[THE PROBLEM]: Report the number of lines that include "VeiBao", with no additional text.

[Stored data entries]:
==========
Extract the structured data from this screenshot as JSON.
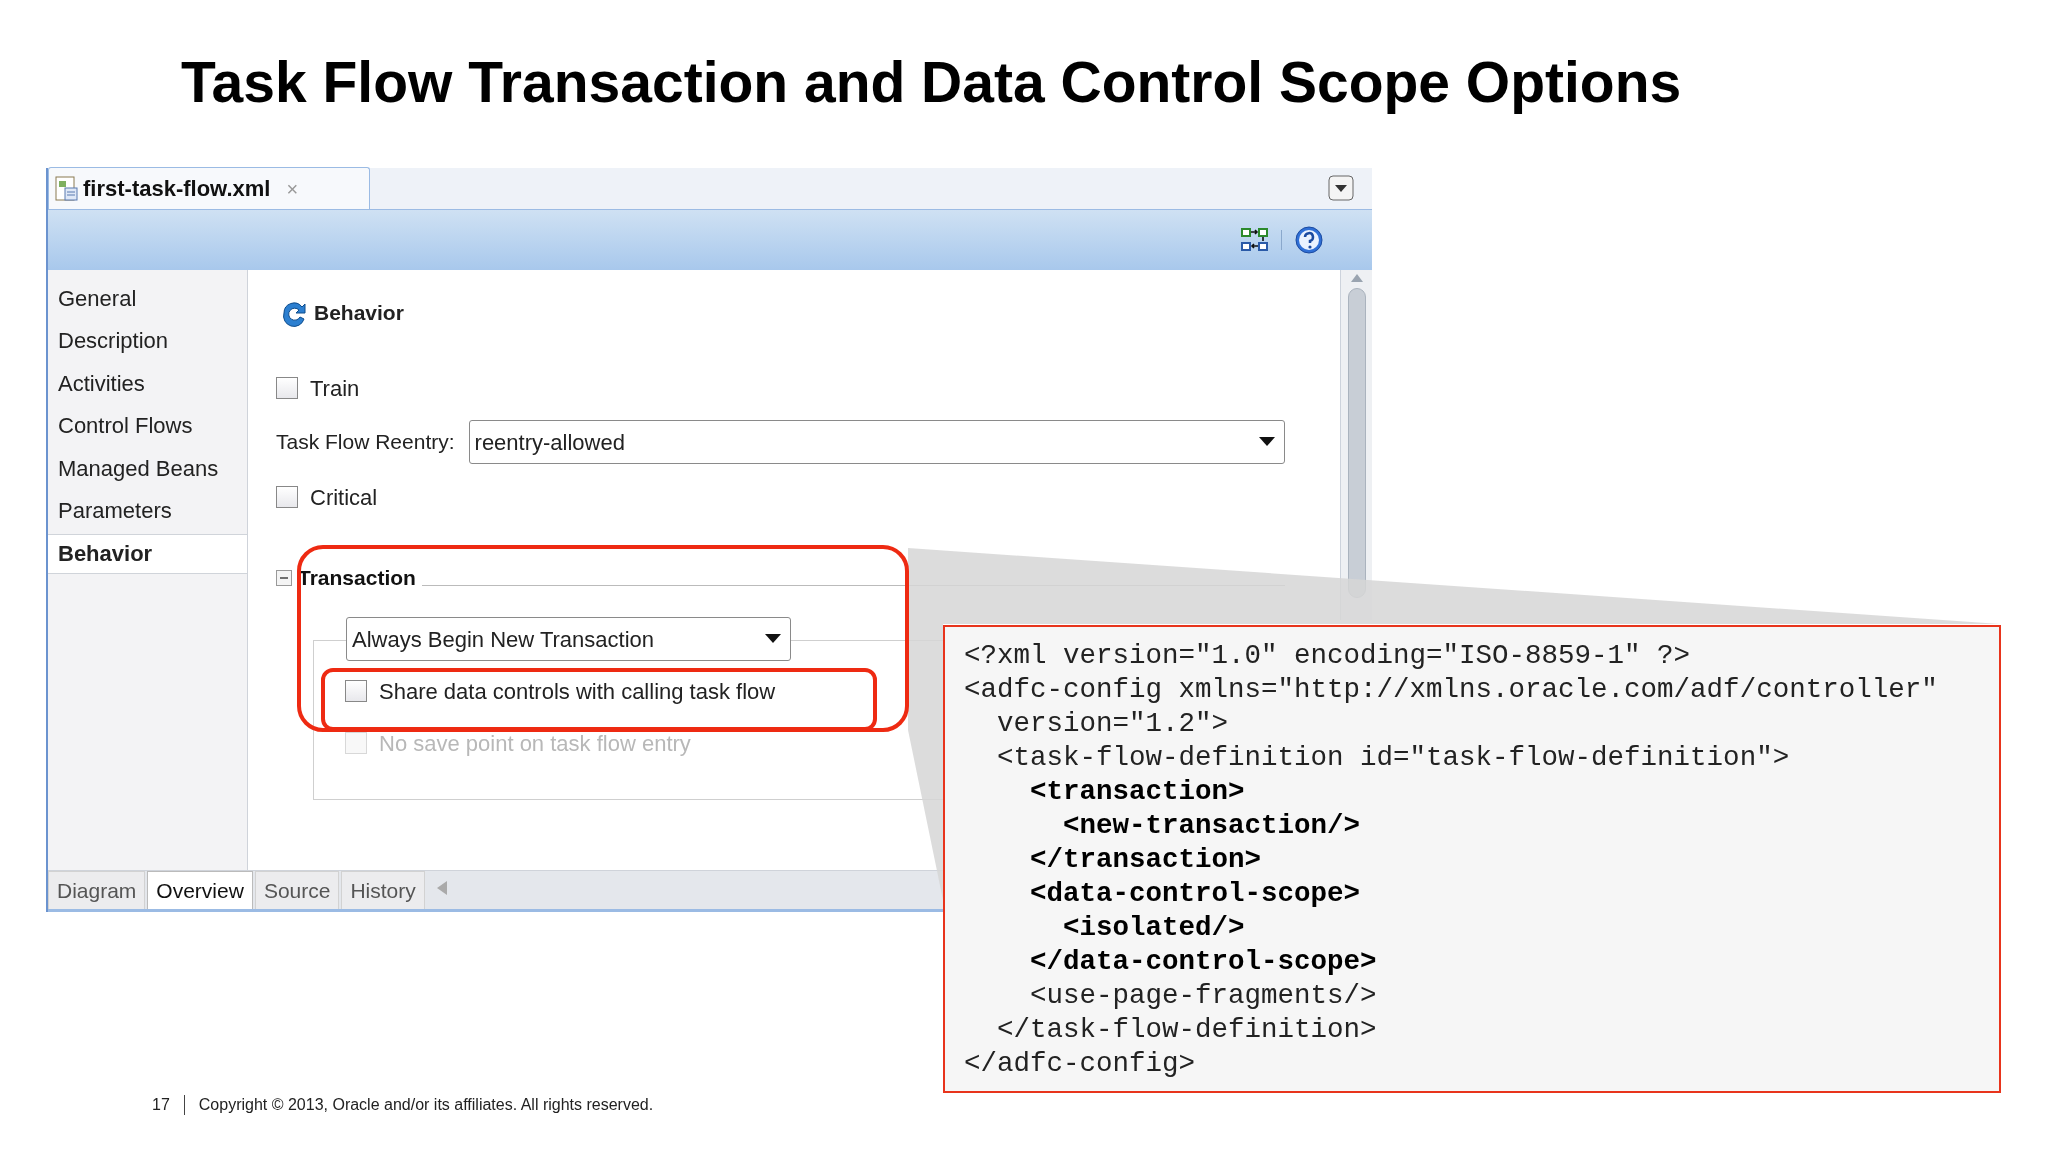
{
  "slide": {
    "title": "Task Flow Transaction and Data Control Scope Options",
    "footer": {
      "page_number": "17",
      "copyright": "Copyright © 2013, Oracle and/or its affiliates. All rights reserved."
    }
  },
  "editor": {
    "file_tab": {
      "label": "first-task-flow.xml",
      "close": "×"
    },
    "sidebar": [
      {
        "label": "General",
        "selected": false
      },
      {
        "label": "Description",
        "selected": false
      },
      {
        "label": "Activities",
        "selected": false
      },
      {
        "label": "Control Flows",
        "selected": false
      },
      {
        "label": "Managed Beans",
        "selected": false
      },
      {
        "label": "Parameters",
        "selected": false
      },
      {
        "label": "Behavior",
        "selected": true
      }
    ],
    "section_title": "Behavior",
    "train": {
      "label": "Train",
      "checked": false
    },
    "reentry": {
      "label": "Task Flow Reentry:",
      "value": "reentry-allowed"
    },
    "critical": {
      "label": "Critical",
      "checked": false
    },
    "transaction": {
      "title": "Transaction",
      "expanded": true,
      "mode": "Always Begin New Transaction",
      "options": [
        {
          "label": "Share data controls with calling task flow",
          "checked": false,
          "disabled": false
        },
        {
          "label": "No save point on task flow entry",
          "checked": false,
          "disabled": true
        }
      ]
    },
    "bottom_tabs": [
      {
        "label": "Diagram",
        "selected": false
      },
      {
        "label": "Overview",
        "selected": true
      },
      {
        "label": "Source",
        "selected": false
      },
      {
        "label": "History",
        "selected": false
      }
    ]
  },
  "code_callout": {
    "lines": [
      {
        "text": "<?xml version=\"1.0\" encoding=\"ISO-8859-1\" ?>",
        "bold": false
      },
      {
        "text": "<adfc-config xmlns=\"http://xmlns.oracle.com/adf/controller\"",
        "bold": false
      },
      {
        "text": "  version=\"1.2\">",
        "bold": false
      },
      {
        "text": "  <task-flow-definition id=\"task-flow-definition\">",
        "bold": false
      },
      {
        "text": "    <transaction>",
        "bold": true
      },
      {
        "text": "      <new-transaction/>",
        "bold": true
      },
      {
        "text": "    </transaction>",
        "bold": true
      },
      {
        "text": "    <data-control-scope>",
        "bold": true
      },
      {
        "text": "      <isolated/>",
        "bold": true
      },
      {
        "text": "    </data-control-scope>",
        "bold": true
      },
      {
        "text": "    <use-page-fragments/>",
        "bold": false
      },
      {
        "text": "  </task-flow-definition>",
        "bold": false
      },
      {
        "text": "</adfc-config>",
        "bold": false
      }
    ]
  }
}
==========
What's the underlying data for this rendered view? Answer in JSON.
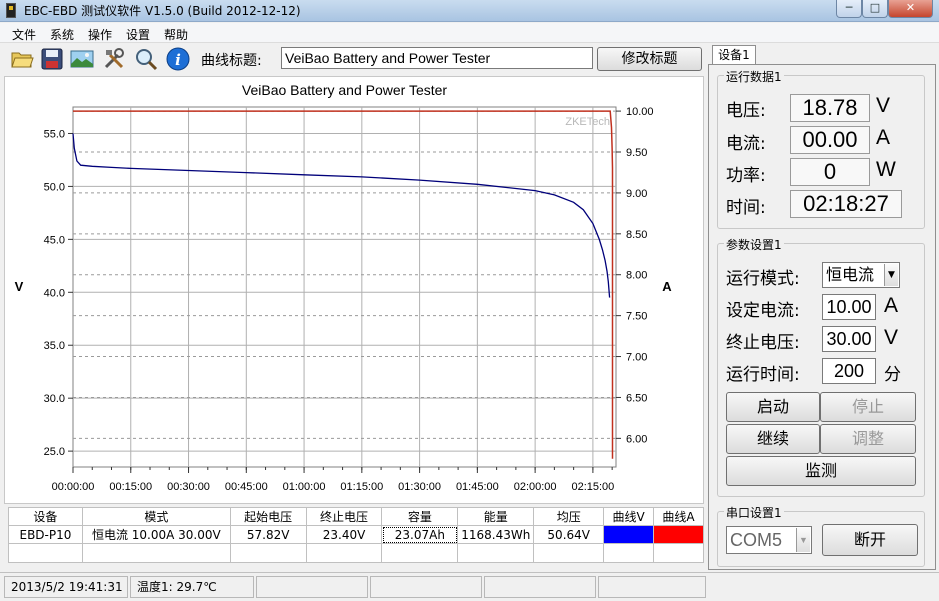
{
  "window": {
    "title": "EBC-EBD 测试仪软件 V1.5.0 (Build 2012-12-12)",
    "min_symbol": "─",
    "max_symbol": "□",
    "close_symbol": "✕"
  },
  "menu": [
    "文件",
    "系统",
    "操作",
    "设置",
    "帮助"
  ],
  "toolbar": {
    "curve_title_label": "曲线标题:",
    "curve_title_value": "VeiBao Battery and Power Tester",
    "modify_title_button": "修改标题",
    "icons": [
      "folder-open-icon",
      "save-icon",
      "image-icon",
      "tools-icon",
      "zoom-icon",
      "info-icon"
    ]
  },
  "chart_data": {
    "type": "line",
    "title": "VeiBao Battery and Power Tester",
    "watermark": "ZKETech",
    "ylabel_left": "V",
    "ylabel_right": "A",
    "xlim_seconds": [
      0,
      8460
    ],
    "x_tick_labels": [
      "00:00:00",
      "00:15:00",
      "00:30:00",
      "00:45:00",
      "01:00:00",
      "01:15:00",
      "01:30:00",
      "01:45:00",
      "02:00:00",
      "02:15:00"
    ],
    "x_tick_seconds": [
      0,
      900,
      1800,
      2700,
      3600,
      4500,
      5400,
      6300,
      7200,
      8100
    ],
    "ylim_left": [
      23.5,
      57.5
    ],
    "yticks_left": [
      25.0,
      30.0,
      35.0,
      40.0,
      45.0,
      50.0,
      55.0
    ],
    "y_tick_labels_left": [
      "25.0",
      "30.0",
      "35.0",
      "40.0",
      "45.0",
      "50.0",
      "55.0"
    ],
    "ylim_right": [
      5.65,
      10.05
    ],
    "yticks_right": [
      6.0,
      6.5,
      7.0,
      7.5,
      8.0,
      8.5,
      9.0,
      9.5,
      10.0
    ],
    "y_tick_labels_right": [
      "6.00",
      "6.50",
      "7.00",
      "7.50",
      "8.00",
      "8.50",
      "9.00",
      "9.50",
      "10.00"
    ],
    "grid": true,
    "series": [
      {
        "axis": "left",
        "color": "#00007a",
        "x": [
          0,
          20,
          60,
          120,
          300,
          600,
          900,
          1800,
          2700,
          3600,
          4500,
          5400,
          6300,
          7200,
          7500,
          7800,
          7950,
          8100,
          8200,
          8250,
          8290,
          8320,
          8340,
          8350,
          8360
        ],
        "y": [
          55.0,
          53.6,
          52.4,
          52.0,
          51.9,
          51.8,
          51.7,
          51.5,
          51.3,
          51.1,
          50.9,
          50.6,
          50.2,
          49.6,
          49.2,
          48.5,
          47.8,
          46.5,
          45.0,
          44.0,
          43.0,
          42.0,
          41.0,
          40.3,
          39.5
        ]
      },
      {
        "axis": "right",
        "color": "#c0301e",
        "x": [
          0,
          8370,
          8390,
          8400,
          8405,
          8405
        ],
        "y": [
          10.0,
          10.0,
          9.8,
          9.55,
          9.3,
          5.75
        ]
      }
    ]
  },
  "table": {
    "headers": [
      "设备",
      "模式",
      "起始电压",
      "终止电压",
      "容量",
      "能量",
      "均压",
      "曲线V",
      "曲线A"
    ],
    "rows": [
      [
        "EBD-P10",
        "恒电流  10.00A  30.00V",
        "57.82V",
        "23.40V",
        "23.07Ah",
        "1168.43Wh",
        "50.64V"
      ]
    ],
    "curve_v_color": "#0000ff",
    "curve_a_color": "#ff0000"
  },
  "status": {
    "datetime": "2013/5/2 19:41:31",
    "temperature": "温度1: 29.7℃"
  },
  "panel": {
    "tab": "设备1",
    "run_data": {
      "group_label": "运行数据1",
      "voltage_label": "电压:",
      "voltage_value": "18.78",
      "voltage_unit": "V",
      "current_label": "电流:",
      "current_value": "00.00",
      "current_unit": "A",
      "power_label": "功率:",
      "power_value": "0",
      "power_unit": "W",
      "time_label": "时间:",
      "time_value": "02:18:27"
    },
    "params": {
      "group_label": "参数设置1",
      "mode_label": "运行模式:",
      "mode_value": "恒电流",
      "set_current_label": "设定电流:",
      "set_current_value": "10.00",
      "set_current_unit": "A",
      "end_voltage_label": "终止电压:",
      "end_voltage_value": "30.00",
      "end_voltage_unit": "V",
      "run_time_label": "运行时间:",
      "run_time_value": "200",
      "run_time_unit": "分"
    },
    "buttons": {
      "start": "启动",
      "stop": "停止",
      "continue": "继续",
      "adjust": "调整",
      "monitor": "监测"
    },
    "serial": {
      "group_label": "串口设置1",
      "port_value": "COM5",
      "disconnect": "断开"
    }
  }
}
==========
[SOLUTION]: 2